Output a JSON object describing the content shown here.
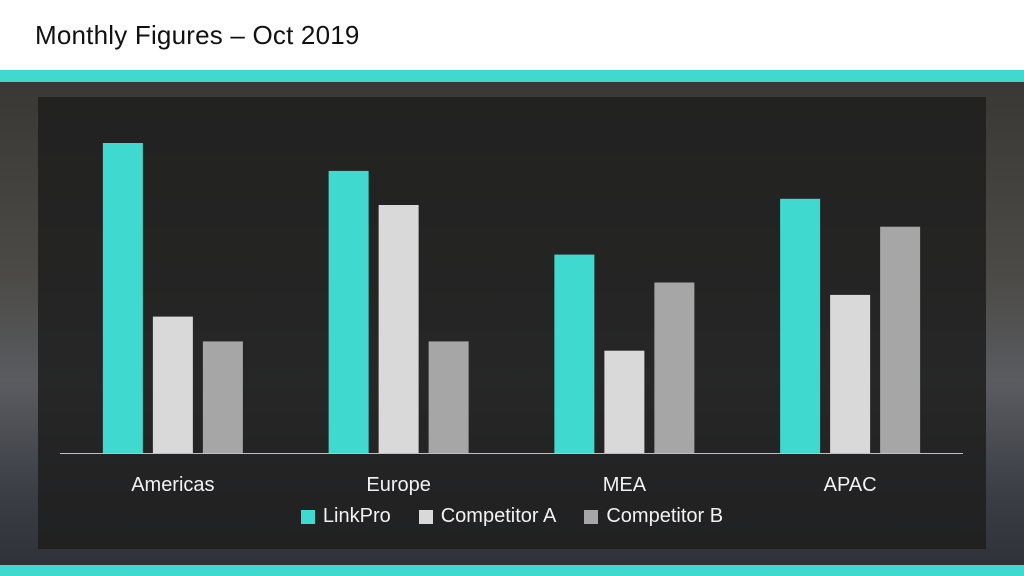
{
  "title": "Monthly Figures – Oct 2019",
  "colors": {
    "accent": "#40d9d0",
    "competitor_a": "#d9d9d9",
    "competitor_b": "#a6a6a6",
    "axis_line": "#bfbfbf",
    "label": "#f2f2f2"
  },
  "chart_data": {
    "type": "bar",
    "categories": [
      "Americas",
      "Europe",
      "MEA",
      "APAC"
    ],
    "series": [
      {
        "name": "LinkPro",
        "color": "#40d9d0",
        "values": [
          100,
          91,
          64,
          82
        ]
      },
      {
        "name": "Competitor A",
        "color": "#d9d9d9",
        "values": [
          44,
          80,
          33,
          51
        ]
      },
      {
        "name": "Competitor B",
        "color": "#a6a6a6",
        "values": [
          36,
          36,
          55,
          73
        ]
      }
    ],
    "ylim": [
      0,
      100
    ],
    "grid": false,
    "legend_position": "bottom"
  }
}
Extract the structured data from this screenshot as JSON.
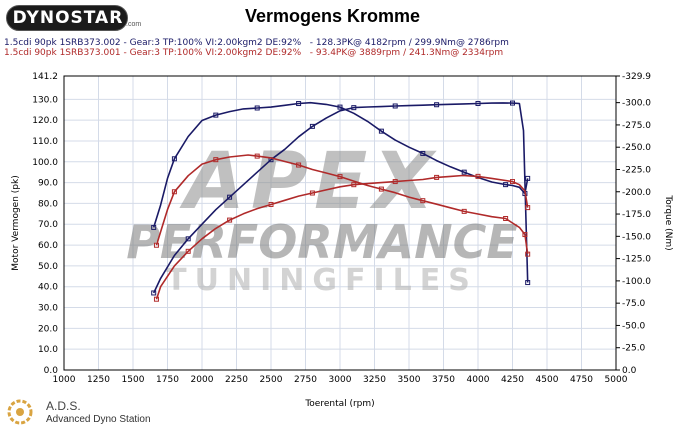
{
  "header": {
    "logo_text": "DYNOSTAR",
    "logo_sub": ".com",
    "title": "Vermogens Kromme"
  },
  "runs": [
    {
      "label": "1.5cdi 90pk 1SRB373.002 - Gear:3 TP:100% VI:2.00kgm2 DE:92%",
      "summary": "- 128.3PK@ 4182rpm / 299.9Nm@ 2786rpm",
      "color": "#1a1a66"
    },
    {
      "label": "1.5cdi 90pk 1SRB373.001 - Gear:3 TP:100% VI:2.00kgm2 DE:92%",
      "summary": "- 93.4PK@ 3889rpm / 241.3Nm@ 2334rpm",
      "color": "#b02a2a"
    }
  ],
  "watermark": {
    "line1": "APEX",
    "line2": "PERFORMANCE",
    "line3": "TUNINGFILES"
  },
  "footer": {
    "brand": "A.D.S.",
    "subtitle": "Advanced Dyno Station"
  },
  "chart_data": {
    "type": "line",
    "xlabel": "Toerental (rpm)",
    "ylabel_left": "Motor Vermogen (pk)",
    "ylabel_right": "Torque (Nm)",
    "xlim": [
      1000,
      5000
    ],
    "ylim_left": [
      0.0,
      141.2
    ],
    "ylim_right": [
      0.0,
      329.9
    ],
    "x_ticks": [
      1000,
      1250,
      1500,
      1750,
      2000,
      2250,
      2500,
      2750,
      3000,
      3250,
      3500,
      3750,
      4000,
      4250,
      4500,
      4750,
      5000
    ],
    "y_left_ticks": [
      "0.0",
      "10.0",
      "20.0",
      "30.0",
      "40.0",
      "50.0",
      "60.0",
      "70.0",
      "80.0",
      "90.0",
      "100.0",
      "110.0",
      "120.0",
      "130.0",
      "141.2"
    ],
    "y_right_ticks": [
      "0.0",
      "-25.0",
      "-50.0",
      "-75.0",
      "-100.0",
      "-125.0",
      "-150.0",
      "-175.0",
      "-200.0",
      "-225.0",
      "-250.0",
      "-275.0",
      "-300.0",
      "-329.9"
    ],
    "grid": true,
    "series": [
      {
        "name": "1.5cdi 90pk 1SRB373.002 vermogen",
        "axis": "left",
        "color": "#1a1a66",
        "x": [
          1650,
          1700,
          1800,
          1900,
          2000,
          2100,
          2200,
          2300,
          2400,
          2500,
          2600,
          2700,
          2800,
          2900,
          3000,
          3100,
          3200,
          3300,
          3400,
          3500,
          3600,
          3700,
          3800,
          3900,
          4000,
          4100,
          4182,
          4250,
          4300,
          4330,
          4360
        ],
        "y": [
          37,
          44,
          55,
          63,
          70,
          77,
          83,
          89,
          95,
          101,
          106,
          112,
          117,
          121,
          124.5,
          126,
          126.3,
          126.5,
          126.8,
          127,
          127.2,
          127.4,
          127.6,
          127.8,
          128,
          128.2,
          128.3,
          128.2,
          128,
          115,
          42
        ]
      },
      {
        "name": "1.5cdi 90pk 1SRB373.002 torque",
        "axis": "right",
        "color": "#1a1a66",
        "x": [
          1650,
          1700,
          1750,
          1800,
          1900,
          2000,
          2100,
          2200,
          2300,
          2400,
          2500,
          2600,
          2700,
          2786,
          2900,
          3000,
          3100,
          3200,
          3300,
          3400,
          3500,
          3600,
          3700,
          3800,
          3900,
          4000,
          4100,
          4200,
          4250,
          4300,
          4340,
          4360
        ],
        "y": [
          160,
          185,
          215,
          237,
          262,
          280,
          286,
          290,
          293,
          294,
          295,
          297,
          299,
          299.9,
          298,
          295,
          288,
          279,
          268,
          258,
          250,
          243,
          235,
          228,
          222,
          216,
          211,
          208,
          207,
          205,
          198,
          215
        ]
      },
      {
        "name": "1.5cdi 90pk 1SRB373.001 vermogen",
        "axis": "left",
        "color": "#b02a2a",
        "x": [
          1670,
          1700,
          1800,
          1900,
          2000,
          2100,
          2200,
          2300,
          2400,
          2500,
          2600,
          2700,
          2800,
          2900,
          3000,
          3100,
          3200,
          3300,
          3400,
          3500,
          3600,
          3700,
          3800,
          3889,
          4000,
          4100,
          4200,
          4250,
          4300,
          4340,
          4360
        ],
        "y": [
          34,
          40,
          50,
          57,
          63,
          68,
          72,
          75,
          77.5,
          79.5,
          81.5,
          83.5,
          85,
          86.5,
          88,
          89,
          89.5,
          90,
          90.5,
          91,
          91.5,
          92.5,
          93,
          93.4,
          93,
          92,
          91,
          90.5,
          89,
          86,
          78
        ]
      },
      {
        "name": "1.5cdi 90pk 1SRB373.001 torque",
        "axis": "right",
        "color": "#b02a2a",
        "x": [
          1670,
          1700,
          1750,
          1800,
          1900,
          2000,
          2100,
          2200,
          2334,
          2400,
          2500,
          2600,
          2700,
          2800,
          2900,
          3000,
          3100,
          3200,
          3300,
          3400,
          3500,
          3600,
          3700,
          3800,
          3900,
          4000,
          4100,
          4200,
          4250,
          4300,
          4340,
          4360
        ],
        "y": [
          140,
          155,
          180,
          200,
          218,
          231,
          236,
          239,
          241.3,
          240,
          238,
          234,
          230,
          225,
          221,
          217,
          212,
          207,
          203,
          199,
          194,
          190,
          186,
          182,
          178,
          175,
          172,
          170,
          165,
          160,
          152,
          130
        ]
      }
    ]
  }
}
- - - -
**Written task**
Set down every entry word for word, but omit the pictures.

**Expected answer**
Output a JSON object describing the content shown here.
{
  "title": "Monthly Figures – Oct 2019",
  "colors": {
    "accent": "#40d9d0",
    "competitor_a": "#d9d9d9",
    "competitor_b": "#a6a6a6",
    "axis_line": "#bfbfbf",
    "label": "#f2f2f2"
  },
  "chart_data": {
    "type": "bar",
    "categories": [
      "Americas",
      "Europe",
      "MEA",
      "APAC"
    ],
    "series": [
      {
        "name": "LinkPro",
        "color": "#40d9d0",
        "values": [
          100,
          91,
          64,
          82
        ]
      },
      {
        "name": "Competitor A",
        "color": "#d9d9d9",
        "values": [
          44,
          80,
          33,
          51
        ]
      },
      {
        "name": "Competitor B",
        "color": "#a6a6a6",
        "values": [
          36,
          36,
          55,
          73
        ]
      }
    ],
    "ylim": [
      0,
      100
    ],
    "grid": false,
    "legend_position": "bottom"
  }
}
Extract the structured data from this screenshot as JSON.
{
  "header": {
    "logo_text": "DYNOSTAR",
    "logo_sub": ".com",
    "title": "Vermogens Kromme"
  },
  "runs": [
    {
      "label": "1.5cdi 90pk 1SRB373.002 - Gear:3 TP:100% VI:2.00kgm2 DE:92%",
      "summary": "- 128.3PK@ 4182rpm / 299.9Nm@ 2786rpm",
      "color": "#1a1a66"
    },
    {
      "label": "1.5cdi 90pk 1SRB373.001 - Gear:3 TP:100% VI:2.00kgm2 DE:92%",
      "summary": "- 93.4PK@ 3889rpm / 241.3Nm@ 2334rpm",
      "color": "#b02a2a"
    }
  ],
  "watermark": {
    "line1": "APEX",
    "line2": "PERFORMANCE",
    "line3": "TUNINGFILES"
  },
  "footer": {
    "brand": "A.D.S.",
    "subtitle": "Advanced Dyno Station"
  },
  "chart_data": {
    "type": "line",
    "xlabel": "Toerental (rpm)",
    "ylabel_left": "Motor Vermogen (pk)",
    "ylabel_right": "Torque (Nm)",
    "xlim": [
      1000,
      5000
    ],
    "ylim_left": [
      0.0,
      141.2
    ],
    "ylim_right": [
      0.0,
      329.9
    ],
    "x_ticks": [
      1000,
      1250,
      1500,
      1750,
      2000,
      2250,
      2500,
      2750,
      3000,
      3250,
      3500,
      3750,
      4000,
      4250,
      4500,
      4750,
      5000
    ],
    "y_left_ticks": [
      "0.0",
      "10.0",
      "20.0",
      "30.0",
      "40.0",
      "50.0",
      "60.0",
      "70.0",
      "80.0",
      "90.0",
      "100.0",
      "110.0",
      "120.0",
      "130.0",
      "141.2"
    ],
    "y_right_ticks": [
      "0.0",
      "-25.0",
      "-50.0",
      "-75.0",
      "-100.0",
      "-125.0",
      "-150.0",
      "-175.0",
      "-200.0",
      "-225.0",
      "-250.0",
      "-275.0",
      "-300.0",
      "-329.9"
    ],
    "grid": true,
    "series": [
      {
        "name": "1.5cdi 90pk 1SRB373.002 vermogen",
        "axis": "left",
        "color": "#1a1a66",
        "x": [
          1650,
          1700,
          1800,
          1900,
          2000,
          2100,
          2200,
          2300,
          2400,
          2500,
          2600,
          2700,
          2800,
          2900,
          3000,
          3100,
          3200,
          3300,
          3400,
          3500,
          3600,
          3700,
          3800,
          3900,
          4000,
          4100,
          4182,
          4250,
          4300,
          4330,
          4360
        ],
        "y": [
          37,
          44,
          55,
          63,
          70,
          77,
          83,
          89,
          95,
          101,
          106,
          112,
          117,
          121,
          124.5,
          126,
          126.3,
          126.5,
          126.8,
          127,
          127.2,
          127.4,
          127.6,
          127.8,
          128,
          128.2,
          128.3,
          128.2,
          128,
          115,
          42
        ]
      },
      {
        "name": "1.5cdi 90pk 1SRB373.002 torque",
        "axis": "right",
        "color": "#1a1a66",
        "x": [
          1650,
          1700,
          1750,
          1800,
          1900,
          2000,
          2100,
          2200,
          2300,
          2400,
          2500,
          2600,
          2700,
          2786,
          2900,
          3000,
          3100,
          3200,
          3300,
          3400,
          3500,
          3600,
          3700,
          3800,
          3900,
          4000,
          4100,
          4200,
          4250,
          4300,
          4340,
          4360
        ],
        "y": [
          160,
          185,
          215,
          237,
          262,
          280,
          286,
          290,
          293,
          294,
          295,
          297,
          299,
          299.9,
          298,
          295,
          288,
          279,
          268,
          258,
          250,
          243,
          235,
          228,
          222,
          216,
          211,
          208,
          207,
          205,
          198,
          215
        ]
      },
      {
        "name": "1.5cdi 90pk 1SRB373.001 vermogen",
        "axis": "left",
        "color": "#b02a2a",
        "x": [
          1670,
          1700,
          1800,
          1900,
          2000,
          2100,
          2200,
          2300,
          2400,
          2500,
          2600,
          2700,
          2800,
          2900,
          3000,
          3100,
          3200,
          3300,
          3400,
          3500,
          3600,
          3700,
          3800,
          3889,
          4000,
          4100,
          4200,
          4250,
          4300,
          4340,
          4360
        ],
        "y": [
          34,
          40,
          50,
          57,
          63,
          68,
          72,
          75,
          77.5,
          79.5,
          81.5,
          83.5,
          85,
          86.5,
          88,
          89,
          89.5,
          90,
          90.5,
          91,
          91.5,
          92.5,
          93,
          93.4,
          93,
          92,
          91,
          90.5,
          89,
          86,
          78
        ]
      },
      {
        "name": "1.5cdi 90pk 1SRB373.001 torque",
        "axis": "right",
        "color": "#b02a2a",
        "x": [
          1670,
          1700,
          1750,
          1800,
          1900,
          2000,
          2100,
          2200,
          2334,
          2400,
          2500,
          2600,
          2700,
          2800,
          2900,
          3000,
          3100,
          3200,
          3300,
          3400,
          3500,
          3600,
          3700,
          3800,
          3900,
          4000,
          4100,
          4200,
          4250,
          4300,
          4340,
          4360
        ],
        "y": [
          140,
          155,
          180,
          200,
          218,
          231,
          236,
          239,
          241.3,
          240,
          238,
          234,
          230,
          225,
          221,
          217,
          212,
          207,
          203,
          199,
          194,
          190,
          186,
          182,
          178,
          175,
          172,
          170,
          165,
          160,
          152,
          130
        ]
      }
    ]
  }
}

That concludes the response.